▸ GOAL: Every entry must be echoed exactly.

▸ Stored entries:

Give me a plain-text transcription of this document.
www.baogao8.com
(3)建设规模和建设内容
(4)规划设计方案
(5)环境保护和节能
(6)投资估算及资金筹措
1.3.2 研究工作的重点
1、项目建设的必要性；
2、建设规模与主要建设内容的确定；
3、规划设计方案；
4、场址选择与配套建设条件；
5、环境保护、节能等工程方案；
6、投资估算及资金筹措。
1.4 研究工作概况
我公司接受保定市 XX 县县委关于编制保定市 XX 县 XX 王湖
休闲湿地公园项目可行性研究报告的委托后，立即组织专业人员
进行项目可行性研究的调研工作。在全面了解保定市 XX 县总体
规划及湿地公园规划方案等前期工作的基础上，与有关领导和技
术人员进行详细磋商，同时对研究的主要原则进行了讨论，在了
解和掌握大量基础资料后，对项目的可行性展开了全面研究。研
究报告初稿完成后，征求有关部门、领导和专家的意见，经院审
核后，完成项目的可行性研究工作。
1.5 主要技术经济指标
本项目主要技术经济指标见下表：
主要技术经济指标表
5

▸ REPLY:
Give me a plain-text transcription of this document.
www.baogao8.com
(3)建设规模和建设内容
(4)规划设计方案
(5)环境保护和节能
(6)投资估算及资金筹措
1.3.2 研究工作的重点
1、项目建设的必要性；
2、建设规模与主要建设内容的确定；
3、规划设计方案；
4、场址选择与配套建设条件；
5、环境保护、节能等工程方案；
6、投资估算及资金筹措。
1.4 研究工作概况
我公司接受保定市 XX 县县委关于编制保定市 XX 县 XX 王湖
休闲湿地公园项目可行性研究报告的委托后，立即组织专业人员
进行项目可行性研究的调研工作。在全面了解保定市 XX 县总体
规划及湿地公园规划方案等前期工作的基础上，与有关领导和技
术人员进行详细磋商，同时对研究的主要原则进行了讨论，在了
解和掌握大量基础资料后，对项目的可行性展开了全面研究。研
究报告初稿完成后，征求有关部门、领导和专家的意见，经院审
核后，完成项目的可行性研究工作。
1.5 主要技术经济指标
本项目主要技术经济指标见下表：
主要技术经济指标表
5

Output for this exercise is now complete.